GIVEN PROBLEM
Set down each line of the data below exactly as it stands, dropping the pictures.

[Figure dataset records]

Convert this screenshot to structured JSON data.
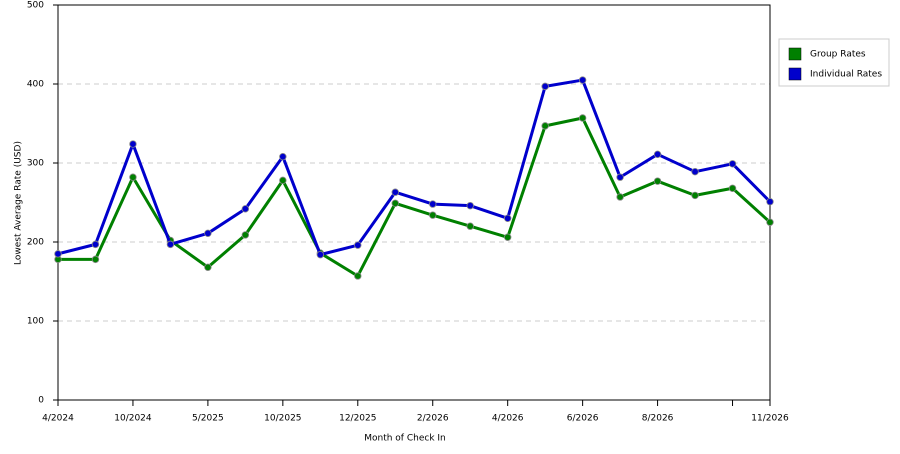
{
  "chart_data": {
    "type": "line",
    "x_label": "Month of Check In",
    "y_label": "Lowest Average Rate (USD)",
    "categories": [
      "4/2024",
      null,
      "10/2024",
      null,
      "5/2025",
      null,
      "10/2025",
      null,
      "12/2025",
      null,
      "2/2026",
      null,
      "4/2026",
      null,
      "6/2026",
      null,
      "8/2026",
      null,
      null,
      "11/2026"
    ],
    "series": [
      {
        "name": "Group Rates",
        "color": "#008000",
        "values": [
          178,
          178,
          282,
          202,
          168,
          209,
          278,
          186,
          157,
          249,
          234,
          220,
          206,
          347,
          357,
          257,
          277,
          259,
          268,
          225
        ]
      },
      {
        "name": "Individual Rates",
        "color": "#0000cc",
        "values": [
          185,
          197,
          324,
          197,
          211,
          242,
          308,
          184,
          196,
          263,
          248,
          246,
          230,
          397,
          405,
          282,
          311,
          289,
          299,
          251
        ]
      }
    ],
    "ylim": [
      0,
      500
    ],
    "yticks": [
      0,
      100,
      200,
      300,
      400,
      500
    ],
    "grid": true,
    "legend": "right"
  }
}
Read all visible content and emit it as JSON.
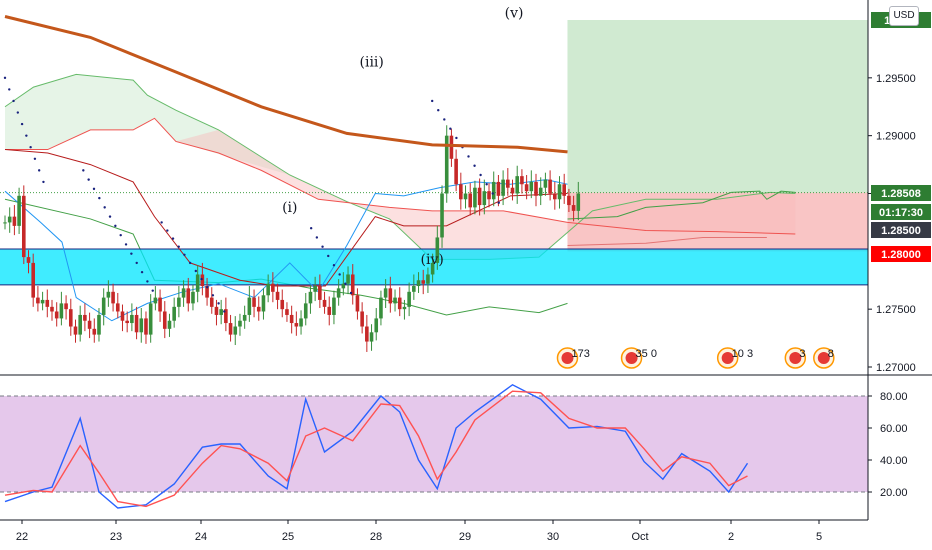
{
  "currency_button": "USD",
  "chart_data": [
    {
      "type": "candlestick",
      "yaxis": {
        "ticks": [
          "1.29500",
          "1.29000",
          "1.28500",
          "1.27500",
          "1.27000"
        ],
        "tick_values": [
          1.295,
          1.29,
          1.285,
          1.275,
          1.27
        ]
      },
      "xaxis": {
        "ticks": [
          "22",
          "23",
          "24",
          "25",
          "28",
          "29",
          "30",
          "Oct",
          "2",
          "5"
        ],
        "tick_index": [
          0,
          24,
          48,
          72,
          96,
          120,
          144,
          168,
          192,
          216
        ]
      },
      "price_badges": [
        {
          "label": "1.3000",
          "value": 1.3,
          "color": "#2e7d32",
          "note": "take profit"
        },
        {
          "label": "1.28508",
          "value": 1.28508,
          "color": "#2e7d32",
          "note": "last price"
        },
        {
          "label": "01:17:30",
          "value": 1.28425,
          "color": "#2e7d32",
          "note": "countdown"
        },
        {
          "label": "1.28500",
          "value": 1.285,
          "color": "#363a45",
          "note": "line level"
        },
        {
          "label": "1.28000",
          "value": 1.28,
          "color": "#ff0000",
          "note": "stop level"
        }
      ],
      "wave_labels": [
        {
          "text": "(i)",
          "index": 80,
          "value": 1.2834
        },
        {
          "text": "(iii)",
          "index": 103,
          "value": 1.296
        },
        {
          "text": "(iv)",
          "index": 120,
          "value": 1.2789
        },
        {
          "text": "(v)",
          "index": 143,
          "value": 1.3002
        }
      ],
      "support_zone": {
        "top": 1.2802,
        "bottom": 1.2771,
        "color": "#00e5ff"
      },
      "long_position": {
        "start_index": 158,
        "end_index": 232,
        "entry": 1.28508,
        "target": 1.3,
        "stop": 1.28
      },
      "moving_average": {
        "color": "#c4571b",
        "points": [
          [
            0,
            1.3003
          ],
          [
            24,
            1.2985
          ],
          [
            48,
            1.2955
          ],
          [
            72,
            1.2925
          ],
          [
            96,
            1.2902
          ],
          [
            120,
            1.2892
          ],
          [
            144,
            1.289
          ],
          [
            158,
            1.2886
          ]
        ]
      },
      "event_markers": [
        {
          "index": 158,
          "label": "173"
        },
        {
          "index": 176,
          "label": "35 0"
        },
        {
          "index": 203,
          "label": "10 3"
        },
        {
          "index": 222,
          "label": "3"
        },
        {
          "index": 230,
          "label": "8"
        }
      ]
    },
    {
      "type": "line",
      "name": "stochastic",
      "yaxis": {
        "ticks": [
          "80.00",
          "60.00",
          "40.00",
          "20.00"
        ],
        "tick_values": [
          80,
          60,
          40,
          20
        ]
      },
      "band": {
        "upper": 80,
        "lower": 20,
        "color": "#e1bee7"
      },
      "series": [
        {
          "color": "#2962ff",
          "points": [
            [
              0,
              14
            ],
            [
              6,
              20
            ],
            [
              10,
              23
            ],
            [
              16,
              66
            ],
            [
              20,
              20
            ],
            [
              24,
              10
            ],
            [
              30,
              12
            ],
            [
              36,
              25
            ],
            [
              42,
              48
            ],
            [
              46,
              50
            ],
            [
              50,
              50
            ],
            [
              56,
              30
            ],
            [
              60,
              22
            ],
            [
              64,
              78
            ],
            [
              68,
              45
            ],
            [
              74,
              58
            ],
            [
              80,
              80
            ],
            [
              84,
              70
            ],
            [
              88,
              40
            ],
            [
              92,
              22
            ],
            [
              96,
              60
            ],
            [
              100,
              70
            ],
            [
              108,
              87
            ],
            [
              114,
              78
            ],
            [
              120,
              60
            ],
            [
              126,
              61
            ],
            [
              132,
              58
            ],
            [
              136,
              39
            ],
            [
              140,
              28
            ],
            [
              144,
              44
            ],
            [
              150,
              33
            ],
            [
              154,
              20
            ],
            [
              158,
              38
            ]
          ]
        },
        {
          "color": "#ff5252",
          "points": [
            [
              0,
              18
            ],
            [
              6,
              21
            ],
            [
              10,
              20
            ],
            [
              16,
              49
            ],
            [
              20,
              32
            ],
            [
              24,
              14
            ],
            [
              30,
              11
            ],
            [
              36,
              18
            ],
            [
              42,
              38
            ],
            [
              46,
              49
            ],
            [
              50,
              47
            ],
            [
              56,
              38
            ],
            [
              60,
              27
            ],
            [
              64,
              55
            ],
            [
              68,
              60
            ],
            [
              74,
              52
            ],
            [
              80,
              75
            ],
            [
              84,
              74
            ],
            [
              88,
              55
            ],
            [
              92,
              28
            ],
            [
              96,
              45
            ],
            [
              100,
              65
            ],
            [
              108,
              83
            ],
            [
              114,
              82
            ],
            [
              120,
              66
            ],
            [
              126,
              60
            ],
            [
              132,
              60
            ],
            [
              136,
              47
            ],
            [
              140,
              33
            ],
            [
              144,
              42
            ],
            [
              150,
              38
            ],
            [
              154,
              24
            ],
            [
              158,
              30
            ]
          ]
        }
      ]
    }
  ]
}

ANSWER BELOW
Convert this screenshot to structured JSON data.
{
  "chart_data": {
    "type": "line",
    "x_label": "Month of Check In",
    "y_label": "Lowest Average Rate (USD)",
    "categories": [
      "4/2024",
      null,
      "10/2024",
      null,
      "5/2025",
      null,
      "10/2025",
      null,
      "12/2025",
      null,
      "2/2026",
      null,
      "4/2026",
      null,
      "6/2026",
      null,
      "8/2026",
      null,
      null,
      "11/2026"
    ],
    "series": [
      {
        "name": "Group Rates",
        "color": "#008000",
        "values": [
          178,
          178,
          282,
          202,
          168,
          209,
          278,
          186,
          157,
          249,
          234,
          220,
          206,
          347,
          357,
          257,
          277,
          259,
          268,
          225
        ]
      },
      {
        "name": "Individual Rates",
        "color": "#0000cc",
        "values": [
          185,
          197,
          324,
          197,
          211,
          242,
          308,
          184,
          196,
          263,
          248,
          246,
          230,
          397,
          405,
          282,
          311,
          289,
          299,
          251
        ]
      }
    ],
    "ylim": [
      0,
      500
    ],
    "yticks": [
      0,
      100,
      200,
      300,
      400,
      500
    ],
    "grid": true,
    "legend": "right"
  }
}
Read all visible content and emit it as JSON.
{
  "currency_button": "USD",
  "chart_data": [
    {
      "type": "candlestick",
      "yaxis": {
        "ticks": [
          "1.29500",
          "1.29000",
          "1.28500",
          "1.27500",
          "1.27000"
        ],
        "tick_values": [
          1.295,
          1.29,
          1.285,
          1.275,
          1.27
        ]
      },
      "xaxis": {
        "ticks": [
          "22",
          "23",
          "24",
          "25",
          "28",
          "29",
          "30",
          "Oct",
          "2",
          "5"
        ],
        "tick_index": [
          0,
          24,
          48,
          72,
          96,
          120,
          144,
          168,
          192,
          216
        ]
      },
      "price_badges": [
        {
          "label": "1.3000",
          "value": 1.3,
          "color": "#2e7d32",
          "note": "take profit"
        },
        {
          "label": "1.28508",
          "value": 1.28508,
          "color": "#2e7d32",
          "note": "last price"
        },
        {
          "label": "01:17:30",
          "value": 1.28425,
          "color": "#2e7d32",
          "note": "countdown"
        },
        {
          "label": "1.28500",
          "value": 1.285,
          "color": "#363a45",
          "note": "line level"
        },
        {
          "label": "1.28000",
          "value": 1.28,
          "color": "#ff0000",
          "note": "stop level"
        }
      ],
      "wave_labels": [
        {
          "text": "(i)",
          "index": 80,
          "value": 1.2834
        },
        {
          "text": "(iii)",
          "index": 103,
          "value": 1.296
        },
        {
          "text": "(iv)",
          "index": 120,
          "value": 1.2789
        },
        {
          "text": "(v)",
          "index": 143,
          "value": 1.3002
        }
      ],
      "support_zone": {
        "top": 1.2802,
        "bottom": 1.2771,
        "color": "#00e5ff"
      },
      "long_position": {
        "start_index": 158,
        "end_index": 232,
        "entry": 1.28508,
        "target": 1.3,
        "stop": 1.28
      },
      "moving_average": {
        "color": "#c4571b",
        "points": [
          [
            0,
            1.3003
          ],
          [
            24,
            1.2985
          ],
          [
            48,
            1.2955
          ],
          [
            72,
            1.2925
          ],
          [
            96,
            1.2902
          ],
          [
            120,
            1.2892
          ],
          [
            144,
            1.289
          ],
          [
            158,
            1.2886
          ]
        ]
      },
      "event_markers": [
        {
          "index": 158,
          "label": "173"
        },
        {
          "index": 176,
          "label": "35 0"
        },
        {
          "index": 203,
          "label": "10 3"
        },
        {
          "index": 222,
          "label": "3"
        },
        {
          "index": 230,
          "label": "8"
        }
      ]
    },
    {
      "type": "line",
      "name": "stochastic",
      "yaxis": {
        "ticks": [
          "80.00",
          "60.00",
          "40.00",
          "20.00"
        ],
        "tick_values": [
          80,
          60,
          40,
          20
        ]
      },
      "band": {
        "upper": 80,
        "lower": 20,
        "color": "#e1bee7"
      },
      "series": [
        {
          "color": "#2962ff",
          "points": [
            [
              0,
              14
            ],
            [
              6,
              20
            ],
            [
              10,
              23
            ],
            [
              16,
              66
            ],
            [
              20,
              20
            ],
            [
              24,
              10
            ],
            [
              30,
              12
            ],
            [
              36,
              25
            ],
            [
              42,
              48
            ],
            [
              46,
              50
            ],
            [
              50,
              50
            ],
            [
              56,
              30
            ],
            [
              60,
              22
            ],
            [
              64,
              78
            ],
            [
              68,
              45
            ],
            [
              74,
              58
            ],
            [
              80,
              80
            ],
            [
              84,
              70
            ],
            [
              88,
              40
            ],
            [
              92,
              22
            ],
            [
              96,
              60
            ],
            [
              100,
              70
            ],
            [
              108,
              87
            ],
            [
              114,
              78
            ],
            [
              120,
              60
            ],
            [
              126,
              61
            ],
            [
              132,
              58
            ],
            [
              136,
              39
            ],
            [
              140,
              28
            ],
            [
              144,
              44
            ],
            [
              150,
              33
            ],
            [
              154,
              20
            ],
            [
              158,
              38
            ]
          ]
        },
        {
          "color": "#ff5252",
          "points": [
            [
              0,
              18
            ],
            [
              6,
              21
            ],
            [
              10,
              20
            ],
            [
              16,
              49
            ],
            [
              20,
              32
            ],
            [
              24,
              14
            ],
            [
              30,
              11
            ],
            [
              36,
              18
            ],
            [
              42,
              38
            ],
            [
              46,
              49
            ],
            [
              50,
              47
            ],
            [
              56,
              38
            ],
            [
              60,
              27
            ],
            [
              64,
              55
            ],
            [
              68,
              60
            ],
            [
              74,
              52
            ],
            [
              80,
              75
            ],
            [
              84,
              74
            ],
            [
              88,
              55
            ],
            [
              92,
              28
            ],
            [
              96,
              45
            ],
            [
              100,
              65
            ],
            [
              108,
              83
            ],
            [
              114,
              82
            ],
            [
              120,
              66
            ],
            [
              126,
              60
            ],
            [
              132,
              60
            ],
            [
              136,
              47
            ],
            [
              140,
              33
            ],
            [
              144,
              42
            ],
            [
              150,
              38
            ],
            [
              154,
              24
            ],
            [
              158,
              30
            ]
          ]
        }
      ]
    }
  ]
}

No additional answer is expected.